Pull every line that holds the word "JULIA" from the entries.
## BEGIN
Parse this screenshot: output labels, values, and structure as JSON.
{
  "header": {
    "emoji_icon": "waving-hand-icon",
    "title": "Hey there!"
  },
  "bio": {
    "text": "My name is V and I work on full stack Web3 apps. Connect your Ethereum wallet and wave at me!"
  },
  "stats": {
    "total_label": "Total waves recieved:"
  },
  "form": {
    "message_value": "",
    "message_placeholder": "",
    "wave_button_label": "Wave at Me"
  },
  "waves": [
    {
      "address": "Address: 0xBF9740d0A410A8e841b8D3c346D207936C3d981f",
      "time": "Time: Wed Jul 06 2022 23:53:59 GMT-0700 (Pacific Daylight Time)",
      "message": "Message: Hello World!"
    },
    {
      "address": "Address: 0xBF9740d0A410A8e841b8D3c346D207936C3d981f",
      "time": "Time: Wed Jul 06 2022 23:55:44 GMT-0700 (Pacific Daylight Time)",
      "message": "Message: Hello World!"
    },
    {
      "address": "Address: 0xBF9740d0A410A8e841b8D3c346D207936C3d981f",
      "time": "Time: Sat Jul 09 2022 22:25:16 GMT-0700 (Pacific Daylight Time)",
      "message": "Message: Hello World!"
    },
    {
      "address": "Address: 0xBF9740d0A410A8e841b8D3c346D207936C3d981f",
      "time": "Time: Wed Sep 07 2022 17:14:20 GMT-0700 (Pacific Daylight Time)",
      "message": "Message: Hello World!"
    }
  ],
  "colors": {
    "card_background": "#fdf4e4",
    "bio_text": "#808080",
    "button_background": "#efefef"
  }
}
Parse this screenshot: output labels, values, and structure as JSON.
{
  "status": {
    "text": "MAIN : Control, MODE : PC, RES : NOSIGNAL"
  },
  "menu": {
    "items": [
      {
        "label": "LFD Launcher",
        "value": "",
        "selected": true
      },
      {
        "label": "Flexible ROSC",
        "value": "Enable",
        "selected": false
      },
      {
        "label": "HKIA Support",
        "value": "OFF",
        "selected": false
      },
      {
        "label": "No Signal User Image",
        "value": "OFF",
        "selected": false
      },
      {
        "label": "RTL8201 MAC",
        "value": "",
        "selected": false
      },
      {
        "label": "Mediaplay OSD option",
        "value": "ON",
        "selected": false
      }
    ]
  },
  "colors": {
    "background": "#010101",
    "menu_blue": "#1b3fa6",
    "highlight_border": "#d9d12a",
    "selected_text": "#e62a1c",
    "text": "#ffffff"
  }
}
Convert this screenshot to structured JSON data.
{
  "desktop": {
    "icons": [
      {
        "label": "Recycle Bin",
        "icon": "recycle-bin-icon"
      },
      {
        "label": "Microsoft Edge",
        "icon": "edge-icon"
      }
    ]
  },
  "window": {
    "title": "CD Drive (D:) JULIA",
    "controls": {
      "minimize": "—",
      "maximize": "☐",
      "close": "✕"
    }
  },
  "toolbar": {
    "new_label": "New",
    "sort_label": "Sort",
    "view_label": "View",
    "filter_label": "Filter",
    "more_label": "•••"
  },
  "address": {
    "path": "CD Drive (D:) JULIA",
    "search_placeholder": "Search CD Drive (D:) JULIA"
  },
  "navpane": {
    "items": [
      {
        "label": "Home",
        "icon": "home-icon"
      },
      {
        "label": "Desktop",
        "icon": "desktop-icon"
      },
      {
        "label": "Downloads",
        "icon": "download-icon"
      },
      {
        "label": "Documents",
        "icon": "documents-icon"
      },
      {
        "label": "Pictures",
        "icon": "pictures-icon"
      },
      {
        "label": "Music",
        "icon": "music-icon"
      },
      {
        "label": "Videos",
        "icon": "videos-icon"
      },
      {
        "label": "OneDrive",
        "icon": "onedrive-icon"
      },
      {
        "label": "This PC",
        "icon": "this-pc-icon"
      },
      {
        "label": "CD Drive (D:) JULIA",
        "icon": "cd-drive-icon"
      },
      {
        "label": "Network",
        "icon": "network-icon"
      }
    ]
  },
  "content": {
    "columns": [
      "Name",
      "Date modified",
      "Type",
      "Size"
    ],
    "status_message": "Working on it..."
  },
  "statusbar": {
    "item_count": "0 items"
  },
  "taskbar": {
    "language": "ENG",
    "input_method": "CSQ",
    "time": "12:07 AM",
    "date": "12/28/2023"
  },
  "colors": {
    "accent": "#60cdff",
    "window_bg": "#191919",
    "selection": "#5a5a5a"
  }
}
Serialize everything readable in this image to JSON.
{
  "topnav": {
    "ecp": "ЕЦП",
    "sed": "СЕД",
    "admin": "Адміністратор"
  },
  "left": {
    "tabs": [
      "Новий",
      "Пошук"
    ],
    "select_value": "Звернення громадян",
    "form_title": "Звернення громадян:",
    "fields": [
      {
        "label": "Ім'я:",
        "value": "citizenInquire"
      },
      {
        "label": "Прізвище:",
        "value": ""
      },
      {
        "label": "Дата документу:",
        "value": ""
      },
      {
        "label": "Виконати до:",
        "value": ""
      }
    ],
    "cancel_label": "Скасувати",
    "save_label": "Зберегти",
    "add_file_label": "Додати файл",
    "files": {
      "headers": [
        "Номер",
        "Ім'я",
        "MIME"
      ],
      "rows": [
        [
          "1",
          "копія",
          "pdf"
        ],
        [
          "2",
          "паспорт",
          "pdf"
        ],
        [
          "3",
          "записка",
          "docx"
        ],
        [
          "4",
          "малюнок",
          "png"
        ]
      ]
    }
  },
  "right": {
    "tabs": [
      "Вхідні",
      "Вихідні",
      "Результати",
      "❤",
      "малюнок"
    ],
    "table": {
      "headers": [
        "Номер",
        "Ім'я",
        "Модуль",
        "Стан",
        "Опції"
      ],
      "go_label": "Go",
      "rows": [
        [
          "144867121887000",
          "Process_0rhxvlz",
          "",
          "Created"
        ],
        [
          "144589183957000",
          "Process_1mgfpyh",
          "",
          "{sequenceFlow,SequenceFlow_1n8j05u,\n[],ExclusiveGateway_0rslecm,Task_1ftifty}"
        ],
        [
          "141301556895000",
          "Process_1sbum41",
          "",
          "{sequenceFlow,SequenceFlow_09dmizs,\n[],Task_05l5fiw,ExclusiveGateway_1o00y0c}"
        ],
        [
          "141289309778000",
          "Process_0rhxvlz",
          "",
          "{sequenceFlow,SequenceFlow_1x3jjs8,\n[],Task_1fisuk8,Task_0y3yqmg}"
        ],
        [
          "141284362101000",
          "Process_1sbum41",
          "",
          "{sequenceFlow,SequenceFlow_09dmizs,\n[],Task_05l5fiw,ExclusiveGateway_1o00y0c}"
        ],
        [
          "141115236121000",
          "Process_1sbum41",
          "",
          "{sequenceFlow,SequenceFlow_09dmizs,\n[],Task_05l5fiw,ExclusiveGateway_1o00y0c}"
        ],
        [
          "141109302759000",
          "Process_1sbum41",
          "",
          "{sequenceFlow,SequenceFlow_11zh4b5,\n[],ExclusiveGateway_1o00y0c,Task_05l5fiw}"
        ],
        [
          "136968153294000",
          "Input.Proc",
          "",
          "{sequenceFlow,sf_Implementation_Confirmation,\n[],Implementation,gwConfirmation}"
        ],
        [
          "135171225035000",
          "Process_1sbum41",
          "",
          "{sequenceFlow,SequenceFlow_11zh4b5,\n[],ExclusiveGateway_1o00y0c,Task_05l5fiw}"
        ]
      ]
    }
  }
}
## END
### [Solution]
    "title": "CD Drive (D:) JULIA",
    "path": "CD Drive (D:) JULIA",
    "search_placeholder": "Search CD Drive (D:) JULIA"
        "label": "CD Drive (D:) JULIA",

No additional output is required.